Problem |
Copy the rows below word for word, leaving out the pictures.

(Collection entries)
● ● ● ●

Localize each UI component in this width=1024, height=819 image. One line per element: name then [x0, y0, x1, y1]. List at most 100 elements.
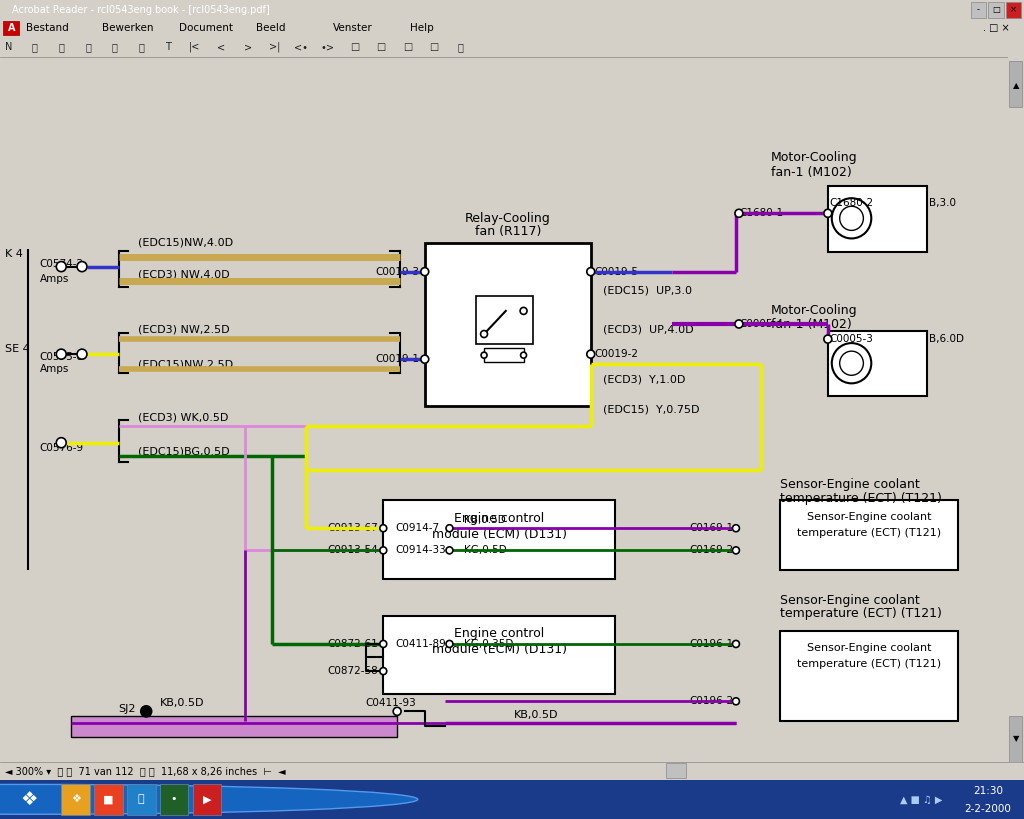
Text: (ECD3) NW,2.5D: (ECD3) NW,2.5D — [138, 324, 230, 334]
Text: KB,0.5D: KB,0.5D — [160, 699, 205, 708]
Text: C0169-1: C0169-1 — [690, 523, 734, 533]
Text: Sensor-Engine coolant: Sensor-Engine coolant — [780, 478, 921, 491]
Bar — [61, 784, 90, 815]
Text: ❖: ❖ — [71, 794, 81, 804]
Text: K 4: K 4 — [5, 248, 23, 259]
Circle shape — [840, 351, 863, 375]
Circle shape — [732, 525, 739, 532]
Circle shape — [421, 355, 429, 363]
Text: Bewerken: Bewerken — [102, 23, 154, 34]
Text: temperature (ECT) (T121): temperature (ECT) (T121) — [780, 491, 942, 505]
Circle shape — [56, 261, 67, 272]
Text: □: □ — [992, 6, 999, 14]
Text: C0411-93: C0411-93 — [366, 699, 417, 708]
Bar — [1010, 61, 1022, 106]
Text: <: < — [217, 42, 225, 52]
Circle shape — [824, 210, 831, 217]
Text: KG,0.35D: KG,0.35D — [464, 639, 514, 649]
Text: Sensor-Engine coolant: Sensor-Engine coolant — [807, 512, 932, 523]
Text: N: N — [4, 42, 12, 52]
Text: □: □ — [376, 42, 386, 52]
Text: B,3.0: B,3.0 — [929, 198, 955, 208]
Text: module (ECM) (D131): module (ECM) (D131) — [432, 644, 567, 657]
Bar — [971, 2, 986, 18]
Text: (EDC15)NW,4.0D: (EDC15)NW,4.0D — [138, 238, 233, 247]
Bar — [383, 500, 615, 578]
Bar — [3, 21, 19, 35]
Text: C0019-2: C0019-2 — [595, 349, 639, 360]
Text: ⌕: ⌕ — [458, 42, 464, 52]
Text: Amps: Amps — [40, 364, 69, 374]
Text: C1680-1: C1680-1 — [739, 208, 783, 219]
Bar — [666, 763, 686, 778]
Text: temperature (ECT) (T121): temperature (ECT) (T121) — [780, 607, 942, 620]
Text: A: A — [7, 23, 15, 34]
Circle shape — [380, 667, 387, 675]
Circle shape — [840, 206, 863, 230]
Text: Venster: Venster — [333, 23, 373, 34]
Circle shape — [446, 547, 453, 554]
Text: temperature (ECT) (T121): temperature (ECT) (T121) — [798, 659, 941, 669]
Bar — [71, 717, 397, 736]
Text: (EDC15)  UP,3.0: (EDC15) UP,3.0 — [602, 286, 691, 296]
Bar — [94, 784, 123, 815]
Text: SJ2: SJ2 — [119, 704, 136, 714]
Text: Sensor-Engine coolant: Sensor-Engine coolant — [780, 594, 921, 607]
Circle shape — [732, 547, 739, 554]
Text: :  — [138, 794, 144, 804]
Text: temperature (ECT) (T121): temperature (ECT) (T121) — [798, 528, 941, 538]
Text: fan-1 (M102): fan-1 (M102) — [770, 319, 851, 332]
Text: C0005-4: C0005-4 — [739, 319, 782, 329]
Text: fan-1 (M102): fan-1 (M102) — [770, 165, 851, 179]
Text: □: □ — [349, 42, 359, 52]
Bar — [780, 631, 958, 722]
Text: C0913-67: C0913-67 — [328, 523, 378, 533]
Text: C0005-3: C0005-3 — [829, 334, 873, 344]
Bar — [160, 784, 188, 815]
Text: Help: Help — [410, 23, 433, 34]
Text: -: - — [977, 6, 980, 14]
Text: Beeld: Beeld — [256, 23, 286, 34]
Bar — [484, 348, 523, 362]
Text: C0872-61: C0872-61 — [328, 639, 378, 649]
Text: KB,0.5D: KB,0.5D — [514, 710, 558, 721]
Text: □: □ — [429, 42, 439, 52]
Circle shape — [380, 525, 387, 532]
Text: ▼: ▼ — [1013, 734, 1019, 743]
Text: Amps: Amps — [40, 274, 69, 283]
Circle shape — [380, 547, 387, 554]
Text: 2-2-2000: 2-2-2000 — [965, 804, 1012, 814]
Text: C1680-2: C1680-2 — [829, 198, 873, 208]
Text: Engine control: Engine control — [455, 627, 545, 640]
Text: C0019-1: C0019-1 — [376, 354, 420, 364]
Circle shape — [393, 708, 401, 715]
Text: C0576-9: C0576-9 — [40, 443, 84, 453]
Bar — [827, 331, 927, 396]
Circle shape — [0, 785, 418, 814]
Circle shape — [446, 640, 453, 648]
Text: ▲: ▲ — [1013, 81, 1019, 90]
Text: ◄ 300% ▾  ⏮ ⏪  71 van 112  ⏩ ⏭  11,68 x 8,26 inches  ⊢  ◄: ◄ 300% ▾ ⏮ ⏪ 71 van 112 ⏩ ⏭ 11,68 x 8,26… — [5, 767, 286, 776]
Circle shape — [56, 437, 67, 448]
Text: Engine control: Engine control — [455, 512, 545, 525]
Text: (EDC15)NW,2.5D: (EDC15)NW,2.5D — [138, 360, 233, 369]
Text: C0019-5: C0019-5 — [595, 267, 639, 277]
Text: Motor-Cooling: Motor-Cooling — [770, 152, 857, 165]
Bar — [383, 616, 615, 695]
Text: 21:30: 21:30 — [973, 786, 1004, 797]
Circle shape — [77, 261, 87, 272]
Text: C0411-89: C0411-89 — [395, 639, 445, 649]
Text: ⎙: ⎙ — [32, 42, 38, 52]
Circle shape — [480, 331, 487, 337]
Bar — [1010, 716, 1022, 762]
Circle shape — [421, 268, 429, 276]
Circle shape — [520, 307, 527, 314]
Text: C0574-2: C0574-2 — [40, 259, 84, 269]
Circle shape — [56, 349, 67, 360]
Text: ⎕: ⎕ — [112, 42, 118, 52]
Text: |<: |< — [188, 42, 201, 52]
Circle shape — [732, 698, 739, 705]
Text: Document: Document — [179, 23, 233, 34]
Text: •: • — [171, 794, 177, 804]
Bar — [425, 243, 591, 406]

● ● ● ●

Answer to the task |
Localize each UI component in this width=1024, height=819 image. One line per element: name then [x0, y0, x1, y1]. List at most 100 elements.
Text: (ECD3) NW,2.5D: (ECD3) NW,2.5D — [138, 324, 230, 334]
Text: KB,0.5D: KB,0.5D — [160, 699, 205, 708]
Text: C0169-1: C0169-1 — [690, 523, 734, 533]
Text: Sensor-Engine coolant: Sensor-Engine coolant — [780, 478, 921, 491]
Bar — [61, 784, 90, 815]
Text: ❖: ❖ — [71, 794, 81, 804]
Text: K 4: K 4 — [5, 248, 23, 259]
Circle shape — [840, 351, 863, 375]
Circle shape — [732, 525, 739, 532]
Circle shape — [421, 355, 429, 363]
Text: Bewerken: Bewerken — [102, 23, 154, 34]
Text: temperature (ECT) (T121): temperature (ECT) (T121) — [780, 491, 942, 505]
Circle shape — [56, 261, 67, 272]
Text: □: □ — [992, 6, 999, 14]
Text: C0411-93: C0411-93 — [366, 699, 417, 708]
Bar — [1010, 61, 1022, 106]
Text: <: < — [217, 42, 225, 52]
Circle shape — [824, 210, 831, 217]
Text: KG,0.35D: KG,0.35D — [464, 639, 514, 649]
Text: Sensor-Engine coolant: Sensor-Engine coolant — [807, 512, 932, 523]
Text: N: N — [4, 42, 12, 52]
Text: □: □ — [376, 42, 386, 52]
Text: B,3.0: B,3.0 — [929, 198, 955, 208]
Text: module (ECM) (D131): module (ECM) (D131) — [432, 644, 567, 657]
Bar — [971, 2, 986, 18]
Text: (EDC15)NW,4.0D: (EDC15)NW,4.0D — [138, 238, 233, 247]
Bar — [383, 500, 615, 578]
Bar — [3, 21, 19, 35]
Text: C0019-2: C0019-2 — [595, 349, 639, 360]
Text: ⌕: ⌕ — [458, 42, 464, 52]
Text: Amps: Amps — [40, 364, 69, 374]
Text: C1680-1: C1680-1 — [739, 208, 783, 219]
Bar — [666, 763, 686, 778]
Text: temperature (ECT) (T121): temperature (ECT) (T121) — [780, 607, 942, 620]
Text: A: A — [7, 23, 15, 34]
Circle shape — [380, 667, 387, 675]
Circle shape — [840, 206, 863, 230]
Text: Venster: Venster — [333, 23, 373, 34]
Circle shape — [446, 547, 453, 554]
Text: temperature (ECT) (T121): temperature (ECT) (T121) — [798, 659, 941, 669]
Bar — [71, 717, 397, 736]
Text: (EDC15)  UP,3.0: (EDC15) UP,3.0 — [602, 286, 691, 296]
Bar — [94, 784, 123, 815]
Text: SJ2: SJ2 — [119, 704, 136, 714]
Text: Sensor-Engine coolant: Sensor-Engine coolant — [780, 594, 921, 607]
Circle shape — [732, 547, 739, 554]
Text: :  — [138, 794, 144, 804]
Text: temperature (ECT) (T121): temperature (ECT) (T121) — [798, 528, 941, 538]
Text: fan-1 (M102): fan-1 (M102) — [770, 319, 851, 332]
Text: C0005-4: C0005-4 — [739, 319, 782, 329]
Text: fan-1 (M102): fan-1 (M102) — [770, 165, 851, 179]
Text: □: □ — [349, 42, 359, 52]
Bar — [780, 631, 958, 722]
Text: C0913-67: C0913-67 — [328, 523, 378, 533]
Text: C0005-3: C0005-3 — [829, 334, 873, 344]
Bar — [160, 784, 188, 815]
Text: Help: Help — [410, 23, 433, 34]
Text: -: - — [977, 6, 980, 14]
Text: Beeld: Beeld — [256, 23, 286, 34]
Bar — [484, 348, 523, 362]
Text: C0872-61: C0872-61 — [328, 639, 378, 649]
Text: KB,0.5D: KB,0.5D — [514, 710, 558, 721]
Text: □: □ — [429, 42, 439, 52]
Circle shape — [380, 525, 387, 532]
Text: ▼: ▼ — [1013, 734, 1019, 743]
Text: Amps: Amps — [40, 274, 69, 283]
Circle shape — [380, 547, 387, 554]
Text: 2-2-2000: 2-2-2000 — [965, 804, 1012, 814]
Text: C1680-2: C1680-2 — [829, 198, 873, 208]
Text: Engine control: Engine control — [455, 627, 545, 640]
Text: C0019-1: C0019-1 — [376, 354, 420, 364]
Circle shape — [393, 708, 401, 715]
Text: C0576-9: C0576-9 — [40, 443, 84, 453]
Bar — [827, 331, 927, 396]
Circle shape — [0, 785, 418, 814]
Circle shape — [446, 640, 453, 648]
Text: ▲: ▲ — [1013, 81, 1019, 90]
Text: ◄ 300% ▾  ⏮ ⏪  71 van 112  ⏩ ⏭  11,68 x 8,26 inches  ⊢  ◄: ◄ 300% ▾ ⏮ ⏪ 71 van 112 ⏩ ⏭ 11,68 x 8,26… — [5, 767, 286, 776]
Circle shape — [56, 437, 67, 448]
Text: Engine control: Engine control — [455, 512, 545, 525]
Text: (EDC15)NW,2.5D: (EDC15)NW,2.5D — [138, 360, 233, 369]
Text: C0019-5: C0019-5 — [595, 267, 639, 277]
Text: Motor-Cooling: Motor-Cooling — [770, 152, 857, 165]
Bar — [383, 616, 615, 695]
Text: 21:30: 21:30 — [973, 786, 1004, 797]
Circle shape — [77, 261, 87, 272]
Text: C0411-89: C0411-89 — [395, 639, 445, 649]
Text: ⎙: ⎙ — [32, 42, 38, 52]
Circle shape — [480, 331, 487, 337]
Bar — [1010, 716, 1022, 762]
Circle shape — [421, 268, 429, 276]
Circle shape — [520, 307, 527, 314]
Text: C0574-2: C0574-2 — [40, 259, 84, 269]
Circle shape — [56, 349, 67, 360]
Text: ⎕: ⎕ — [112, 42, 118, 52]
Text: |<: |< — [188, 42, 201, 52]
Circle shape — [732, 698, 739, 705]
Text: Document: Document — [179, 23, 233, 34]
Text: •: • — [171, 794, 177, 804]
Bar — [425, 243, 591, 406]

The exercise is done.